| YOUR ASSIGNMENT |
From the listing, collect all lines containing the word "arbete".

| EXCERPTED DATA |
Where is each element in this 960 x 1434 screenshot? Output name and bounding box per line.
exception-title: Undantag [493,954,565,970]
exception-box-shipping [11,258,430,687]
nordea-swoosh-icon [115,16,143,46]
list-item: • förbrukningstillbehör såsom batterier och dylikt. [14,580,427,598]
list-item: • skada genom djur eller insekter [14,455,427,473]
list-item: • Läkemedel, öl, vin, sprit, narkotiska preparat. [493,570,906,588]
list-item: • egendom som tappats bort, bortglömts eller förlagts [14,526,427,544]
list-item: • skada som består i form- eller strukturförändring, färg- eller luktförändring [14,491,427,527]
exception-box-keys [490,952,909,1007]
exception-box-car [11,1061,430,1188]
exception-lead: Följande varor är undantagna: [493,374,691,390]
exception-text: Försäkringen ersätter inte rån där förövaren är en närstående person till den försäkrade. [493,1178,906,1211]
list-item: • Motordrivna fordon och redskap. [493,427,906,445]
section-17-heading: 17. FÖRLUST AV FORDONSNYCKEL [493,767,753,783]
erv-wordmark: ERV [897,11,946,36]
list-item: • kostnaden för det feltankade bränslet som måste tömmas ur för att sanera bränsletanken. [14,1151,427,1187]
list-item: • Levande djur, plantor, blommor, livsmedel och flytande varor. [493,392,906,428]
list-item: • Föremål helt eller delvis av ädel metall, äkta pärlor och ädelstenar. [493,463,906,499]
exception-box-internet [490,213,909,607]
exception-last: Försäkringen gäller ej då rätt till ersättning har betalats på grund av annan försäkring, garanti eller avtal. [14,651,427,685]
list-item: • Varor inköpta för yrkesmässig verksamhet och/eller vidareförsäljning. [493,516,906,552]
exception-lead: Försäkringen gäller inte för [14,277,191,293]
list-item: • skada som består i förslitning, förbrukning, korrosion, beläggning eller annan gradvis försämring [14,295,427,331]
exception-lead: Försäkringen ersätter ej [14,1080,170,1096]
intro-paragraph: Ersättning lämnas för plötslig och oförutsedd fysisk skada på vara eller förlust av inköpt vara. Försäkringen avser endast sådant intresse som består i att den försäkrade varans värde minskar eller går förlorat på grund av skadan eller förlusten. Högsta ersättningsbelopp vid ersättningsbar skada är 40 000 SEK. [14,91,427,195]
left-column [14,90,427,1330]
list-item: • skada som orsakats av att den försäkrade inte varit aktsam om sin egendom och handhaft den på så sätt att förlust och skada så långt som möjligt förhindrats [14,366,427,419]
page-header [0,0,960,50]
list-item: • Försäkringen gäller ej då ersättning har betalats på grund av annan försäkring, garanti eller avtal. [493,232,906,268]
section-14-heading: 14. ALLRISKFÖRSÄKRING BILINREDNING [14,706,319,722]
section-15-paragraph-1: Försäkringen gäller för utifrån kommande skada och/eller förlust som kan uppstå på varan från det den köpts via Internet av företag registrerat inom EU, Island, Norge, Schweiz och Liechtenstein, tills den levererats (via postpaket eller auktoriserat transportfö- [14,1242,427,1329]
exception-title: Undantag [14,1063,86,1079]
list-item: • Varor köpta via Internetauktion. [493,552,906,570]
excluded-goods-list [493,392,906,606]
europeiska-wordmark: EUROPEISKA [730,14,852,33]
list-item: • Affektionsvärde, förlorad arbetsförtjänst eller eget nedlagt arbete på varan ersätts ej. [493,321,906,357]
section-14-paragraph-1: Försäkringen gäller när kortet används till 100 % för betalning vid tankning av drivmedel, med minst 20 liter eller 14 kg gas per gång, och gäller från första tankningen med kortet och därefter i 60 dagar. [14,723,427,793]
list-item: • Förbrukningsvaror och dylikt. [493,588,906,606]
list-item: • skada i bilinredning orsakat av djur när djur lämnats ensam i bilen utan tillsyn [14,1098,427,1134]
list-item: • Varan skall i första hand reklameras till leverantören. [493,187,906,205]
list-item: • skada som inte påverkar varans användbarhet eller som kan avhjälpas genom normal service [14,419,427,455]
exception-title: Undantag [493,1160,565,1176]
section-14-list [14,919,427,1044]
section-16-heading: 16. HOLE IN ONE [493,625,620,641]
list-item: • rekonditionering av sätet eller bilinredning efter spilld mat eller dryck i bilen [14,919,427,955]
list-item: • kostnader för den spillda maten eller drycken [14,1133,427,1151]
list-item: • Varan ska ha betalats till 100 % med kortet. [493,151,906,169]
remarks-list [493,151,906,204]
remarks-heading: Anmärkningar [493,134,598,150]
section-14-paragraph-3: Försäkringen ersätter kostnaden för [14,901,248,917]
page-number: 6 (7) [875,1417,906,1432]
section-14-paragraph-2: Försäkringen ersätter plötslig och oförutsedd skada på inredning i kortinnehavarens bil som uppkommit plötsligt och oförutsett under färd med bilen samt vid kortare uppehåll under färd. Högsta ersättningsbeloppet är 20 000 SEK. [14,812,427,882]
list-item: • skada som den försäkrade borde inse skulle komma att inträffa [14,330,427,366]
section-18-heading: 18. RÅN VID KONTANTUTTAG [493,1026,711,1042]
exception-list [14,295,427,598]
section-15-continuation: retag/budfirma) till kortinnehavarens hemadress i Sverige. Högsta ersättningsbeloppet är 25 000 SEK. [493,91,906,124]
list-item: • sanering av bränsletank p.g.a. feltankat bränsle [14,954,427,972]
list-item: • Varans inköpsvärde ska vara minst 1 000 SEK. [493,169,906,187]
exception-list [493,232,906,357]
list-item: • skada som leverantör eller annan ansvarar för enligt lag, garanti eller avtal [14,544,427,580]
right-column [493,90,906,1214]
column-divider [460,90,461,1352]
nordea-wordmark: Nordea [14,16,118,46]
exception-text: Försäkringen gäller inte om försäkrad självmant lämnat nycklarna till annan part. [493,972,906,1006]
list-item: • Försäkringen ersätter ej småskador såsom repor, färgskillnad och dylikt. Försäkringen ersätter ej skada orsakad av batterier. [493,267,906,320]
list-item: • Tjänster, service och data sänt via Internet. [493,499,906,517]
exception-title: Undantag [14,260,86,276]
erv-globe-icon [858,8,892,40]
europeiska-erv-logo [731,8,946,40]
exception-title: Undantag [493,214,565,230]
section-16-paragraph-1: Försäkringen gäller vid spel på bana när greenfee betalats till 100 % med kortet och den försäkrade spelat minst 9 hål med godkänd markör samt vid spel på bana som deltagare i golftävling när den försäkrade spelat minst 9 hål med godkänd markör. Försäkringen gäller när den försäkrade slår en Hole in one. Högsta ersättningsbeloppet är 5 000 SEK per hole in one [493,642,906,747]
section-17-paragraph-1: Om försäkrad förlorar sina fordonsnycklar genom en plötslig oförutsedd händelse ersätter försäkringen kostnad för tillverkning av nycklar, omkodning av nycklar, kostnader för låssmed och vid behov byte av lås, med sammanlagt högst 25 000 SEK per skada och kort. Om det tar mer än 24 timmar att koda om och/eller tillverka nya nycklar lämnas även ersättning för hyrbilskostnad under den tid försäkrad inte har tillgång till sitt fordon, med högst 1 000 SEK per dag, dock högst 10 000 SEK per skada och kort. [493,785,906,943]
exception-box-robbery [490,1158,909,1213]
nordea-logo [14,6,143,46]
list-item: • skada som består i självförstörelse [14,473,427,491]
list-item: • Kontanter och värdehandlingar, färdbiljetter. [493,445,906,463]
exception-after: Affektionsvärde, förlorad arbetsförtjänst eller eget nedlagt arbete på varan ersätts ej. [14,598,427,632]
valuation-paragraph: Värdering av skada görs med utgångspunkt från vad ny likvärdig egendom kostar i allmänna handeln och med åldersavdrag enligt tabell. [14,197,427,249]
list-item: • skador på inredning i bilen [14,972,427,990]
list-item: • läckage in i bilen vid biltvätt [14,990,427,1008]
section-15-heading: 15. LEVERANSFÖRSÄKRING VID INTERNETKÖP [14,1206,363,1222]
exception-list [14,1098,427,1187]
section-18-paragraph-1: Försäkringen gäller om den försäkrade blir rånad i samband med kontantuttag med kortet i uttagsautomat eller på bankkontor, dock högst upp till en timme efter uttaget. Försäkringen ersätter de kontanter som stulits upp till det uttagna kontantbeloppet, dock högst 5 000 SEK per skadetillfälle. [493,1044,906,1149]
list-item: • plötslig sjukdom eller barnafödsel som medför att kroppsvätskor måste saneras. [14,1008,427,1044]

| EXERCISE RESULT |
list-item: • Affektionsvärde, förlorad arbetsförtjänst eller eget nedlagt arbete på varan ersätts ej. [493,321,906,357]
exception-after: Affektionsvärde, förlorad arbetsförtjänst eller eget nedlagt arbete på varan ersätts ej. [14,598,427,632]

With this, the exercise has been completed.